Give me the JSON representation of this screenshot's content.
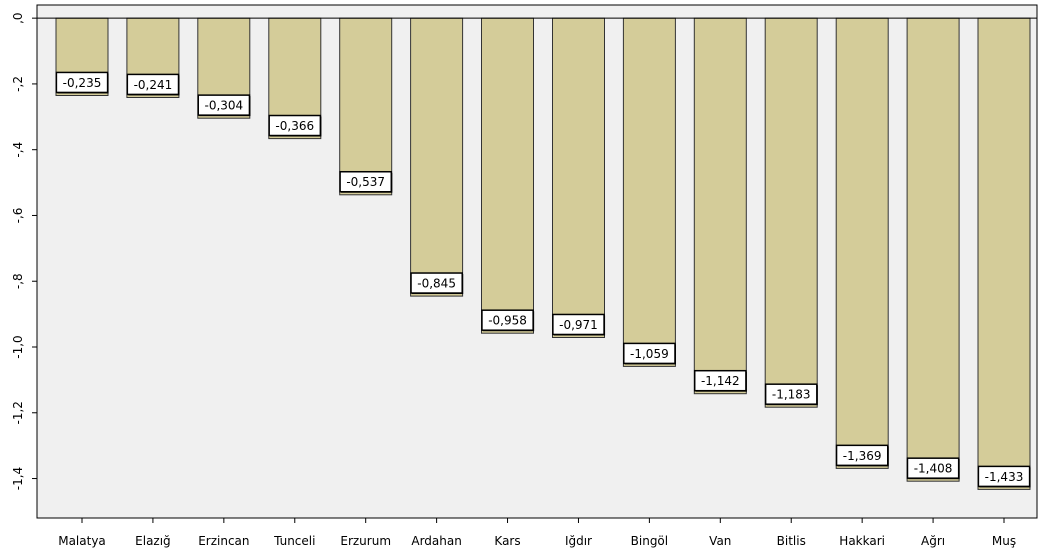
{
  "chart_data": {
    "type": "bar",
    "categories": [
      "Malatya",
      "Elazığ",
      "Erzincan",
      "Tunceli",
      "Erzurum",
      "Ardahan",
      "Kars",
      "Iğdır",
      "Bingöl",
      "Van",
      "Bitlis",
      "Hakkari",
      "Ağrı",
      "Muş"
    ],
    "values": [
      -0.235,
      -0.241,
      -0.304,
      -0.366,
      -0.537,
      -0.845,
      -0.958,
      -0.971,
      -1.059,
      -1.142,
      -1.183,
      -1.369,
      -1.408,
      -1.433
    ],
    "data_labels": [
      "-0,235",
      "-0,241",
      "-0,304",
      "-0,366",
      "-0,537",
      "-0,845",
      "-0,958",
      "-0,971",
      "-1,059",
      "-1,142",
      "-1,183",
      "-1,369",
      "-1,408",
      "-1,433"
    ],
    "yticks": [
      0,
      -0.2,
      -0.4,
      -0.6,
      -0.8,
      -1.0,
      -1.2,
      -1.4
    ],
    "ytick_labels": [
      ",0",
      "-,2",
      "-,4",
      "-,6",
      "-,8",
      "-1,0",
      "-1,2",
      "-1,4"
    ],
    "ylim": [
      -1.52,
      0.04
    ],
    "title": "",
    "xlabel": "",
    "ylabel": "",
    "grid": false,
    "legend": "none",
    "colors": {
      "bar_fill": "#D4CC99",
      "bar_stroke": "#333333",
      "plot_background": "#F0F0F0",
      "axis": "#000000",
      "label_box_fill": "#FFFFFF",
      "label_box_stroke": "#000000"
    }
  }
}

* [WHAT TO PRODUCE]:
Transcribe every entry above exactly. Omit all pictures.

* [SOLUTION TO THE EXERCISE]:
Give me the JSON representation of this screenshot's content.
{
  "chart_data": {
    "type": "bar",
    "categories": [
      "Malatya",
      "Elazığ",
      "Erzincan",
      "Tunceli",
      "Erzurum",
      "Ardahan",
      "Kars",
      "Iğdır",
      "Bingöl",
      "Van",
      "Bitlis",
      "Hakkari",
      "Ağrı",
      "Muş"
    ],
    "values": [
      -0.235,
      -0.241,
      -0.304,
      -0.366,
      -0.537,
      -0.845,
      -0.958,
      -0.971,
      -1.059,
      -1.142,
      -1.183,
      -1.369,
      -1.408,
      -1.433
    ],
    "data_labels": [
      "-0,235",
      "-0,241",
      "-0,304",
      "-0,366",
      "-0,537",
      "-0,845",
      "-0,958",
      "-0,971",
      "-1,059",
      "-1,142",
      "-1,183",
      "-1,369",
      "-1,408",
      "-1,433"
    ],
    "yticks": [
      0,
      -0.2,
      -0.4,
      -0.6,
      -0.8,
      -1.0,
      -1.2,
      -1.4
    ],
    "ytick_labels": [
      ",0",
      "-,2",
      "-,4",
      "-,6",
      "-,8",
      "-1,0",
      "-1,2",
      "-1,4"
    ],
    "ylim": [
      -1.52,
      0.04
    ],
    "title": "",
    "xlabel": "",
    "ylabel": "",
    "grid": false,
    "legend": "none",
    "colors": {
      "bar_fill": "#D4CC99",
      "bar_stroke": "#333333",
      "plot_background": "#F0F0F0",
      "axis": "#000000",
      "label_box_fill": "#FFFFFF",
      "label_box_stroke": "#000000"
    }
  }
}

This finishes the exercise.